begin Data rows

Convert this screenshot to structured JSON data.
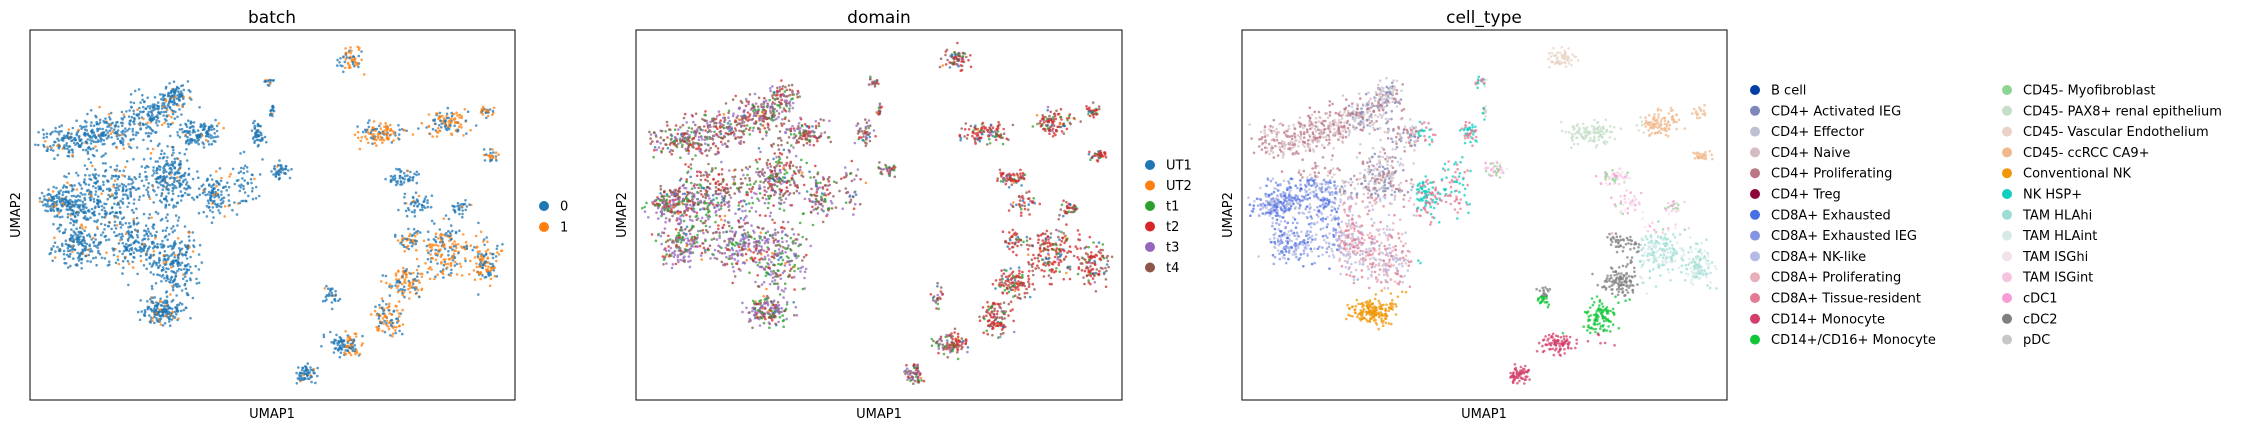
{
  "chart_data": [
    {
      "type": "scatter",
      "title": "batch",
      "xlabel": "UMAP1",
      "ylabel": "UMAP2",
      "grid": false,
      "legend_placement": "right",
      "legend_columns": 1,
      "series": [
        {
          "name": "0",
          "color": "#1f77b4"
        },
        {
          "name": "1",
          "color": "#ff7f0e"
        }
      ]
    },
    {
      "type": "scatter",
      "title": "domain",
      "xlabel": "UMAP1",
      "ylabel": "UMAP2",
      "grid": false,
      "legend_placement": "right",
      "legend_columns": 1,
      "series": [
        {
          "name": "UT1",
          "color": "#1f77b4"
        },
        {
          "name": "UT2",
          "color": "#ff7f0e"
        },
        {
          "name": "t1",
          "color": "#2ca02c"
        },
        {
          "name": "t2",
          "color": "#d62728"
        },
        {
          "name": "t3",
          "color": "#9467bd"
        },
        {
          "name": "t4",
          "color": "#8c564b"
        }
      ]
    },
    {
      "type": "scatter",
      "title": "cell_type",
      "xlabel": "UMAP1",
      "ylabel": "UMAP2",
      "grid": false,
      "legend_placement": "right",
      "legend_columns": 2,
      "series": [
        {
          "name": "B cell",
          "color": "#023fa5"
        },
        {
          "name": "CD4+ Activated IEG",
          "color": "#7d87b9"
        },
        {
          "name": "CD4+ Effector",
          "color": "#bec1d4"
        },
        {
          "name": "CD4+ Naive",
          "color": "#d6bcc0"
        },
        {
          "name": "CD4+ Proliferating",
          "color": "#bb7784"
        },
        {
          "name": "CD4+ Treg",
          "color": "#8e063b"
        },
        {
          "name": "CD8A+ Exhausted",
          "color": "#4a6fe3"
        },
        {
          "name": "CD8A+ Exhausted IEG",
          "color": "#8595e1"
        },
        {
          "name": "CD8A+ NK-like",
          "color": "#b5bbe3"
        },
        {
          "name": "CD8A+ Proliferating",
          "color": "#e6afb9"
        },
        {
          "name": "CD8A+ Tissue-resident",
          "color": "#e07b91"
        },
        {
          "name": "CD14+ Monocyte",
          "color": "#d33f6a"
        },
        {
          "name": "CD14+/CD16+ Monocyte",
          "color": "#11c638"
        },
        {
          "name": "CD45- Myofibroblast",
          "color": "#8dd593"
        },
        {
          "name": "CD45- PAX8+ renal epithelium",
          "color": "#c6dec7"
        },
        {
          "name": "CD45- Vascular Endothelium",
          "color": "#ead3c6"
        },
        {
          "name": "CD45- ccRCC CA9+",
          "color": "#f0b98d"
        },
        {
          "name": "Conventional NK",
          "color": "#ef9708"
        },
        {
          "name": "NK HSP+",
          "color": "#0fcfc0"
        },
        {
          "name": "TAM HLAhi",
          "color": "#9cded6"
        },
        {
          "name": "TAM HLAint",
          "color": "#d5eae7"
        },
        {
          "name": "TAM ISGhi",
          "color": "#f3e1eb"
        },
        {
          "name": "TAM ISGint",
          "color": "#f6c4e1"
        },
        {
          "name": "cDC1",
          "color": "#f79cd4"
        },
        {
          "name": "cDC2",
          "color": "#7f7f7f"
        },
        {
          "name": "pDC",
          "color": "#c7c7c7"
        }
      ]
    }
  ]
}
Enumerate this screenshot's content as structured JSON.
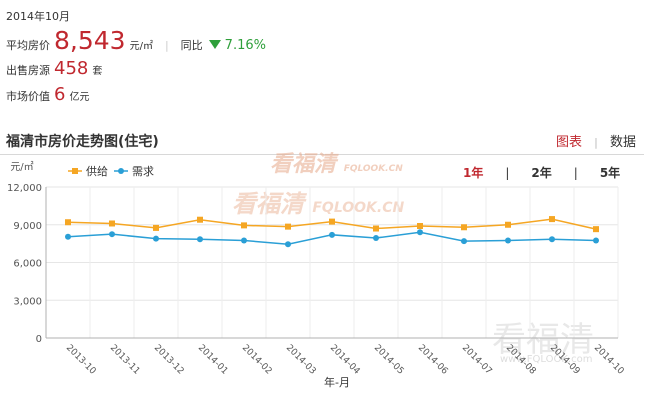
{
  "summary": {
    "date": "2014年10月",
    "avg_price_label": "平均房价",
    "avg_price_value": "8,543",
    "avg_price_unit": "元/㎡",
    "yoy_label": "同比",
    "yoy_value": "7.16%",
    "yoy_direction": "down",
    "listings_label": "出售房源",
    "listings_value": "458",
    "listings_unit": "套",
    "market_value_label": "市场价值",
    "market_value_value": "6",
    "market_value_unit": "亿元"
  },
  "section": {
    "title": "福清市房价走势图(住宅)",
    "view_chart": "图表",
    "view_data": "数据"
  },
  "range_options": [
    "1年",
    "2年",
    "5年"
  ],
  "range_selected": "1年",
  "watermark": {
    "brand": "看福清",
    "domain": "FQLOOK.CN",
    "corner_domain": "www.FQLOOK.com"
  },
  "colors": {
    "supply": "#f5a623",
    "demand": "#2a9fd6",
    "accent": "#c0282f",
    "down": "#2e9f3a"
  },
  "chart_data": {
    "type": "line",
    "y_unit_label": "元/㎡",
    "xlabel": "年-月",
    "ylim": [
      0,
      12000
    ],
    "yticks": [
      "0",
      "3,000",
      "6,000",
      "9,000",
      "12,000"
    ],
    "legend_position": "top-left",
    "grid": true,
    "categories": [
      "2013-10",
      "2013-11",
      "2013-12",
      "2014-01",
      "2014-02",
      "2014-03",
      "2014-04",
      "2014-05",
      "2014-06",
      "2014-07",
      "2014-08",
      "2014-09",
      "2014-10"
    ],
    "series": [
      {
        "name": "供给",
        "color": "#f5a623",
        "marker": "square",
        "values": [
          9200,
          9100,
          8750,
          9400,
          8950,
          8850,
          9250,
          8700,
          8900,
          8800,
          9000,
          9450,
          8650
        ]
      },
      {
        "name": "需求",
        "color": "#2a9fd6",
        "marker": "circle",
        "values": [
          8050,
          8250,
          7900,
          7850,
          7750,
          7450,
          8200,
          7950,
          8400,
          7700,
          7750,
          7850,
          7750
        ]
      }
    ]
  }
}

end Data rows

What is required: Each entry should be repeated exactly as it appears; the pictures stay out.

Response to this exercise:
Convert this screenshot to structured JSON data.
{
  "chart_data": [
    {
      "type": "scatter",
      "title": "batch",
      "xlabel": "UMAP1",
      "ylabel": "UMAP2",
      "grid": false,
      "legend_placement": "right",
      "legend_columns": 1,
      "series": [
        {
          "name": "0",
          "color": "#1f77b4"
        },
        {
          "name": "1",
          "color": "#ff7f0e"
        }
      ]
    },
    {
      "type": "scatter",
      "title": "domain",
      "xlabel": "UMAP1",
      "ylabel": "UMAP2",
      "grid": false,
      "legend_placement": "right",
      "legend_columns": 1,
      "series": [
        {
          "name": "UT1",
          "color": "#1f77b4"
        },
        {
          "name": "UT2",
          "color": "#ff7f0e"
        },
        {
          "name": "t1",
          "color": "#2ca02c"
        },
        {
          "name": "t2",
          "color": "#d62728"
        },
        {
          "name": "t3",
          "color": "#9467bd"
        },
        {
          "name": "t4",
          "color": "#8c564b"
        }
      ]
    },
    {
      "type": "scatter",
      "title": "cell_type",
      "xlabel": "UMAP1",
      "ylabel": "UMAP2",
      "grid": false,
      "legend_placement": "right",
      "legend_columns": 2,
      "series": [
        {
          "name": "B cell",
          "color": "#023fa5"
        },
        {
          "name": "CD4+ Activated IEG",
          "color": "#7d87b9"
        },
        {
          "name": "CD4+ Effector",
          "color": "#bec1d4"
        },
        {
          "name": "CD4+ Naive",
          "color": "#d6bcc0"
        },
        {
          "name": "CD4+ Proliferating",
          "color": "#bb7784"
        },
        {
          "name": "CD4+ Treg",
          "color": "#8e063b"
        },
        {
          "name": "CD8A+ Exhausted",
          "color": "#4a6fe3"
        },
        {
          "name": "CD8A+ Exhausted IEG",
          "color": "#8595e1"
        },
        {
          "name": "CD8A+ NK-like",
          "color": "#b5bbe3"
        },
        {
          "name": "CD8A+ Proliferating",
          "color": "#e6afb9"
        },
        {
          "name": "CD8A+ Tissue-resident",
          "color": "#e07b91"
        },
        {
          "name": "CD14+ Monocyte",
          "color": "#d33f6a"
        },
        {
          "name": "CD14+/CD16+ Monocyte",
          "color": "#11c638"
        },
        {
          "name": "CD45- Myofibroblast",
          "color": "#8dd593"
        },
        {
          "name": "CD45- PAX8+ renal epithelium",
          "color": "#c6dec7"
        },
        {
          "name": "CD45- Vascular Endothelium",
          "color": "#ead3c6"
        },
        {
          "name": "CD45- ccRCC CA9+",
          "color": "#f0b98d"
        },
        {
          "name": "Conventional NK",
          "color": "#ef9708"
        },
        {
          "name": "NK HSP+",
          "color": "#0fcfc0"
        },
        {
          "name": "TAM HLAhi",
          "color": "#9cded6"
        },
        {
          "name": "TAM HLAint",
          "color": "#d5eae7"
        },
        {
          "name": "TAM ISGhi",
          "color": "#f3e1eb"
        },
        {
          "name": "TAM ISGint",
          "color": "#f6c4e1"
        },
        {
          "name": "cDC1",
          "color": "#f79cd4"
        },
        {
          "name": "cDC2",
          "color": "#7f7f7f"
        },
        {
          "name": "pDC",
          "color": "#c7c7c7"
        }
      ]
    }
  ]
}
Enumerate this screenshot's content as structured JSON.
{
  "summary": {
    "date": "2014年10月",
    "avg_price_label": "平均房价",
    "avg_price_value": "8,543",
    "avg_price_unit": "元/㎡",
    "yoy_label": "同比",
    "yoy_value": "7.16%",
    "yoy_direction": "down",
    "listings_label": "出售房源",
    "listings_value": "458",
    "listings_unit": "套",
    "market_value_label": "市场价值",
    "market_value_value": "6",
    "market_value_unit": "亿元"
  },
  "section": {
    "title": "福清市房价走势图(住宅)",
    "view_chart": "图表",
    "view_data": "数据"
  },
  "range_options": [
    "1年",
    "2年",
    "5年"
  ],
  "range_selected": "1年",
  "watermark": {
    "brand": "看福清",
    "domain": "FQLOOK.CN",
    "corner_domain": "www.FQLOOK.com"
  },
  "colors": {
    "supply": "#f5a623",
    "demand": "#2a9fd6",
    "accent": "#c0282f",
    "down": "#2e9f3a"
  },
  "chart_data": {
    "type": "line",
    "y_unit_label": "元/㎡",
    "xlabel": "年-月",
    "ylim": [
      0,
      12000
    ],
    "yticks": [
      "0",
      "3,000",
      "6,000",
      "9,000",
      "12,000"
    ],
    "legend_position": "top-left",
    "grid": true,
    "categories": [
      "2013-10",
      "2013-11",
      "2013-12",
      "2014-01",
      "2014-02",
      "2014-03",
      "2014-04",
      "2014-05",
      "2014-06",
      "2014-07",
      "2014-08",
      "2014-09",
      "2014-10"
    ],
    "series": [
      {
        "name": "供给",
        "color": "#f5a623",
        "marker": "square",
        "values": [
          9200,
          9100,
          8750,
          9400,
          8950,
          8850,
          9250,
          8700,
          8900,
          8800,
          9000,
          9450,
          8650
        ]
      },
      {
        "name": "需求",
        "color": "#2a9fd6",
        "marker": "circle",
        "values": [
          8050,
          8250,
          7900,
          7850,
          7750,
          7450,
          8200,
          7950,
          8400,
          7700,
          7750,
          7850,
          7750
        ]
      }
    ]
  }
}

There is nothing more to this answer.